# Extracted material start
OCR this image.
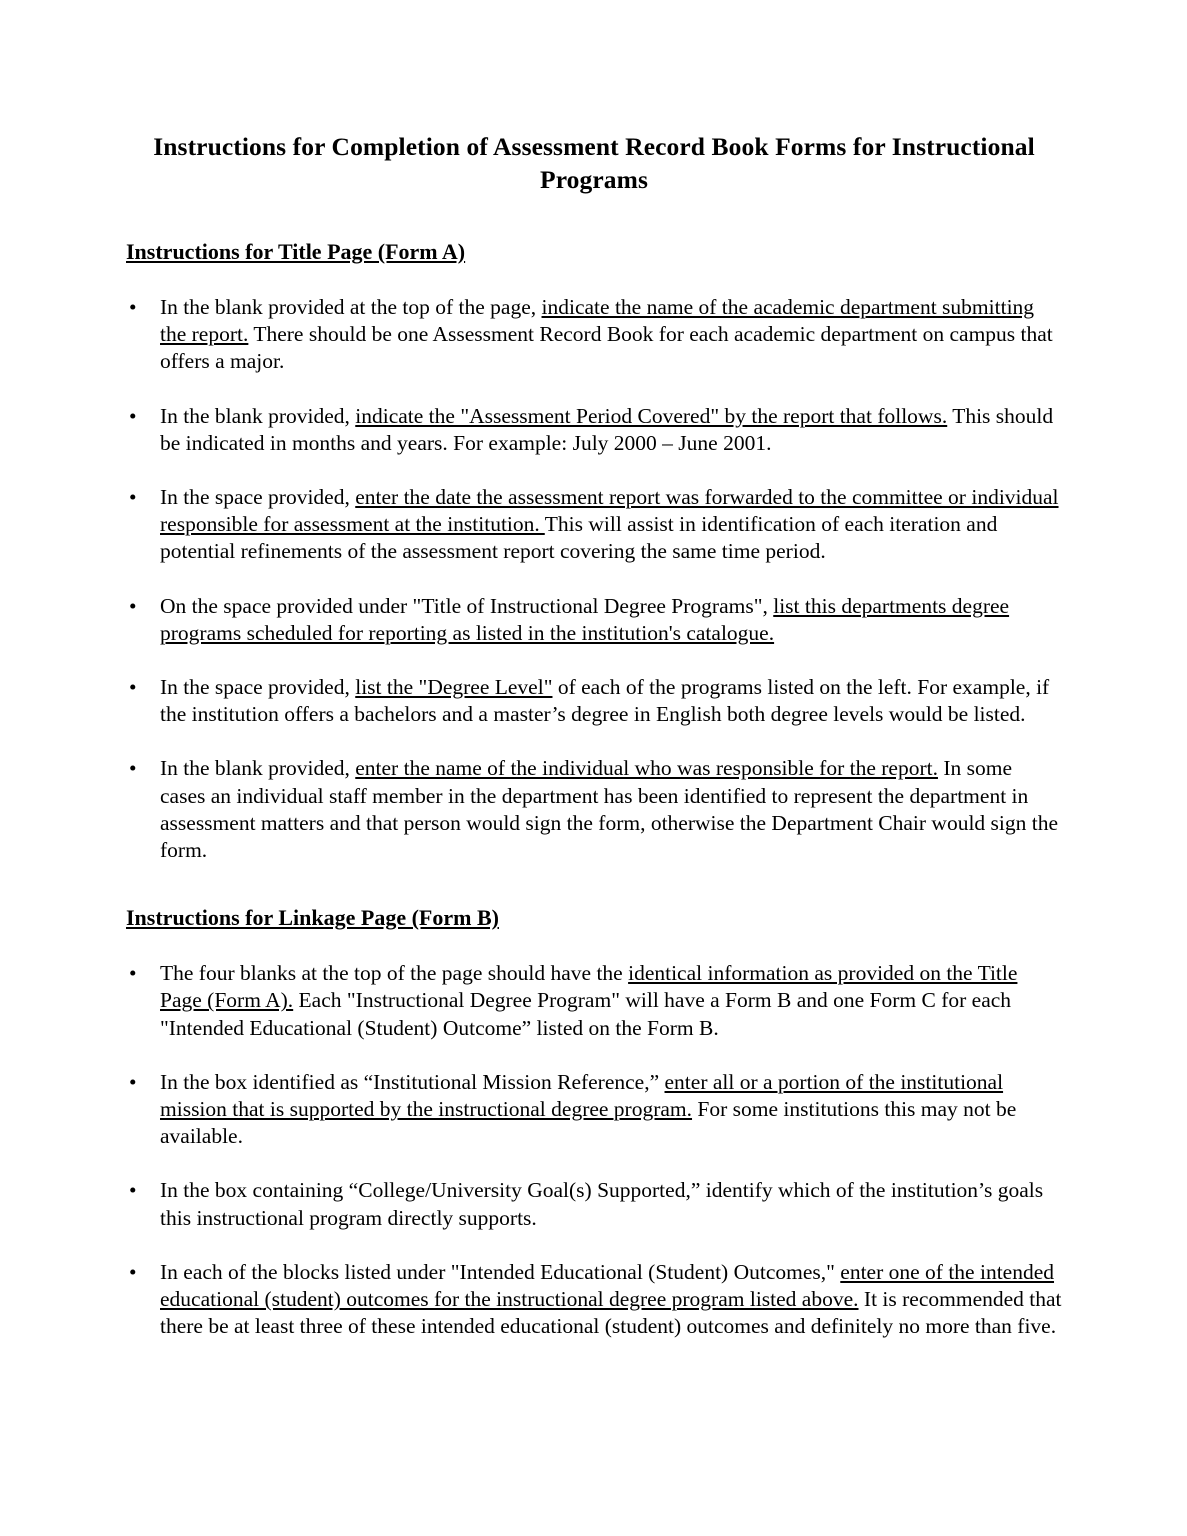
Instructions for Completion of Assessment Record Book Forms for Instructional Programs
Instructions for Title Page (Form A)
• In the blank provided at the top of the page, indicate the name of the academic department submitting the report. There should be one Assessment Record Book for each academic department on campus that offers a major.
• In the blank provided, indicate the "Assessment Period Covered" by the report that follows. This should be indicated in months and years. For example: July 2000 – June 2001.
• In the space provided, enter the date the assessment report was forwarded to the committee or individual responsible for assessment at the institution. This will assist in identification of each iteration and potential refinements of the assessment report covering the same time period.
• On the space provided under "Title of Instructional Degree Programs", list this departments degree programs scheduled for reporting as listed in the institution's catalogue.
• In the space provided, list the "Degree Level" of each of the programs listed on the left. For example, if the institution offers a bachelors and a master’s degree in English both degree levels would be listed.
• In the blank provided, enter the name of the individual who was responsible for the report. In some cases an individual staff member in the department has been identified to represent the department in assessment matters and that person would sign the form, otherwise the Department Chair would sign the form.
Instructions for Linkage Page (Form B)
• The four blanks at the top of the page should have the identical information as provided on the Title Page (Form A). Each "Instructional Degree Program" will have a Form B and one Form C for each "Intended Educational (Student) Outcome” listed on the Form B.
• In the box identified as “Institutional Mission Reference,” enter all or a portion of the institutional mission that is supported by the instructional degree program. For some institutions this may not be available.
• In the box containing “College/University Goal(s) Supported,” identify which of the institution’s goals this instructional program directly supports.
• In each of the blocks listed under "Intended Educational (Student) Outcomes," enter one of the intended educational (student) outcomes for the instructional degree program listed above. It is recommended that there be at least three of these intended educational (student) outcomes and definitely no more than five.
# Extracted material end
Goal: With the pictures omitted, reproduce the records in full and exactly.

Task response:
OCR this image.
Instructions for Completion of Assessment Record Book Forms for Instructional Programs
Instructions for Title Page (Form A)
• In the blank provided at the top of the page, indicate the name of the academic department submitting the report. There should be one Assessment Record Book for each academic department on campus that offers a major.
• In the blank provided, indicate the "Assessment Period Covered" by the report that follows. This should be indicated in months and years. For example: July 2000 – June 2001.
• In the space provided, enter the date the assessment report was forwarded to the committee or individual responsible for assessment at the institution. This will assist in identification of each iteration and potential refinements of the assessment report covering the same time period.
• On the space provided under "Title of Instructional Degree Programs", list this departments degree programs scheduled for reporting as listed in the institution's catalogue.
• In the space provided, list the "Degree Level" of each of the programs listed on the left. For example, if the institution offers a bachelors and a master’s degree in English both degree levels would be listed.
• In the blank provided, enter the name of the individual who was responsible for the report. In some cases an individual staff member in the department has been identified to represent the department in assessment matters and that person would sign the form, otherwise the Department Chair would sign the form.
Instructions for Linkage Page (Form B)
• The four blanks at the top of the page should have the identical information as provided on the Title Page (Form A). Each "Instructional Degree Program" will have a Form B and one Form C for each "Intended Educational (Student) Outcome” listed on the Form B.
• In the box identified as “Institutional Mission Reference,” enter all or a portion of the institutional mission that is supported by the instructional degree program. For some institutions this may not be available.
• In the box containing “College/University Goal(s) Supported,” identify which of the institution’s goals this instructional program directly supports.
• In each of the blocks listed under "Intended Educational (Student) Outcomes," enter one of the intended educational (student) outcomes for the instructional degree program listed above. It is recommended that there be at least three of these intended educational (student) outcomes and definitely no more than five.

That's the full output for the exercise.